**Required work**
Write the entries out in full, matching them exactly.

<<<<

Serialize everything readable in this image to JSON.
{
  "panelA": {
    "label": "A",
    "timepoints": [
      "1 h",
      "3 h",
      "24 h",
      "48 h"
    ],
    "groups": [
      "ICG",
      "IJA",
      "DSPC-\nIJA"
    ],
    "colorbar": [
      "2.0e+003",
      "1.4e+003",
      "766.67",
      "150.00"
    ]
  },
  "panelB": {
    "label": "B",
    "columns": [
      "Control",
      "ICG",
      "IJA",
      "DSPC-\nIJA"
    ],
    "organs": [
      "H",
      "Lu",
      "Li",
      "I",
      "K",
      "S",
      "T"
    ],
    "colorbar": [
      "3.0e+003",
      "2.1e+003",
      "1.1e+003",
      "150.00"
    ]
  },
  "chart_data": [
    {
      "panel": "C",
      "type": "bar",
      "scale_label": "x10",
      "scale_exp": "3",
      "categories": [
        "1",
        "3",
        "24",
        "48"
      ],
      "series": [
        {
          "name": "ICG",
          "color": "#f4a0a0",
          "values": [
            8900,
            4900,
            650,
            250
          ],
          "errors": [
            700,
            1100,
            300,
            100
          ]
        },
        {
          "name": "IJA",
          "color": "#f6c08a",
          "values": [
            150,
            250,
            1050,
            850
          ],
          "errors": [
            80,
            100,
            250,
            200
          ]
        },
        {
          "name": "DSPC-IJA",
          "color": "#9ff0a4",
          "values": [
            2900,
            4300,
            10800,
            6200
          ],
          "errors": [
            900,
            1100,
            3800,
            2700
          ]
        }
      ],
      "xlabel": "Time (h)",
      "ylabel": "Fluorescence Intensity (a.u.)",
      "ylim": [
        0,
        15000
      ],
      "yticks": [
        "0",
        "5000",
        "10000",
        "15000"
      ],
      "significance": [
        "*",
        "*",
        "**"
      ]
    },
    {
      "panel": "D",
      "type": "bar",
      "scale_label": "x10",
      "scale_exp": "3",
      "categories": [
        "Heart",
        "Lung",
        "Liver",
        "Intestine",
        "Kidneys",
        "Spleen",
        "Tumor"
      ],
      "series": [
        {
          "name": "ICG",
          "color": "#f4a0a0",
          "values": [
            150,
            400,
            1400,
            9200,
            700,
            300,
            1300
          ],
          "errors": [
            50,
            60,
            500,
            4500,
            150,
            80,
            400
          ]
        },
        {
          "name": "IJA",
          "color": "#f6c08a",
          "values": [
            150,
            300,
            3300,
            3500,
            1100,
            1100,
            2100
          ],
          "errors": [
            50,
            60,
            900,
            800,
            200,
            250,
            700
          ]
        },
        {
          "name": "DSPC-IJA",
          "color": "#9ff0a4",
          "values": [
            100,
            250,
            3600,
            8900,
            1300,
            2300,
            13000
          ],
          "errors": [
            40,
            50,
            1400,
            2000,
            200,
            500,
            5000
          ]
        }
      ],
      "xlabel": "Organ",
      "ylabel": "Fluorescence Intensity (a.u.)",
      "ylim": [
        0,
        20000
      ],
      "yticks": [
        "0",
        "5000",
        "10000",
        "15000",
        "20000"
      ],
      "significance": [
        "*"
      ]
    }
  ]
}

>>>>

**Answer space**
Serialize everything readable in this image to JSON.
{
  "panelA": {
    "label": "A",
    "timepoints": [
      "1 h",
      "3 h",
      "24 h",
      "48 h"
    ],
    "groups": [
      "ICG",
      "IJA",
      "DSPC-\nIJA"
    ],
    "colorbar": [
      "2.0e+003",
      "1.4e+003",
      "766.67",
      "150.00"
    ]
  },
  "panelB": {
    "label": "B",
    "columns": [
      "Control",
      "ICG",
      "IJA",
      "DSPC-\nIJA"
    ],
    "organs": [
      "H",
      "Lu",
      "Li",
      "I",
      "K",
      "S",
      "T"
    ],
    "colorbar": [
      "3.0e+003",
      "2.1e+003",
      "1.1e+003",
      "150.00"
    ]
  },
  "chart_data": [
    {
      "panel": "C",
      "type": "bar",
      "scale_label": "x10",
      "scale_exp": "3",
      "categories": [
        "1",
        "3",
        "24",
        "48"
      ],
      "series": [
        {
          "name": "ICG",
          "color": "#f4a0a0",
          "values": [
            8900,
            4900,
            650,
            250
          ],
          "errors": [
            700,
            1100,
            300,
            100
          ]
        },
        {
          "name": "IJA",
          "color": "#f6c08a",
          "values": [
            150,
            250,
            1050,
            850
          ],
          "errors": [
            80,
            100,
            250,
            200
          ]
        },
        {
          "name": "DSPC-IJA",
          "color": "#9ff0a4",
          "values": [
            2900,
            4300,
            10800,
            6200
          ],
          "errors": [
            900,
            1100,
            3800,
            2700
          ]
        }
      ],
      "xlabel": "Time (h)",
      "ylabel": "Fluorescence Intensity (a.u.)",
      "ylim": [
        0,
        15000
      ],
      "yticks": [
        "0",
        "5000",
        "10000",
        "15000"
      ],
      "significance": [
        "*",
        "*",
        "**"
      ]
    },
    {
      "panel": "D",
      "type": "bar",
      "scale_label": "x10",
      "scale_exp": "3",
      "categories": [
        "Heart",
        "Lung",
        "Liver",
        "Intestine",
        "Kidneys",
        "Spleen",
        "Tumor"
      ],
      "series": [
        {
          "name": "ICG",
          "color": "#f4a0a0",
          "values": [
            150,
            400,
            1400,
            9200,
            700,
            300,
            1300
          ],
          "errors": [
            50,
            60,
            500,
            4500,
            150,
            80,
            400
          ]
        },
        {
          "name": "IJA",
          "color": "#f6c08a",
          "values": [
            150,
            300,
            3300,
            3500,
            1100,
            1100,
            2100
          ],
          "errors": [
            50,
            60,
            900,
            800,
            200,
            250,
            700
          ]
        },
        {
          "name": "DSPC-IJA",
          "color": "#9ff0a4",
          "values": [
            100,
            250,
            3600,
            8900,
            1300,
            2300,
            13000
          ],
          "errors": [
            40,
            50,
            1400,
            2000,
            200,
            500,
            5000
          ]
        }
      ],
      "xlabel": "Organ",
      "ylabel": "Fluorescence Intensity (a.u.)",
      "ylim": [
        0,
        20000
      ],
      "yticks": [
        "0",
        "5000",
        "10000",
        "15000",
        "20000"
      ],
      "significance": [
        "*"
      ]
    }
  ]
}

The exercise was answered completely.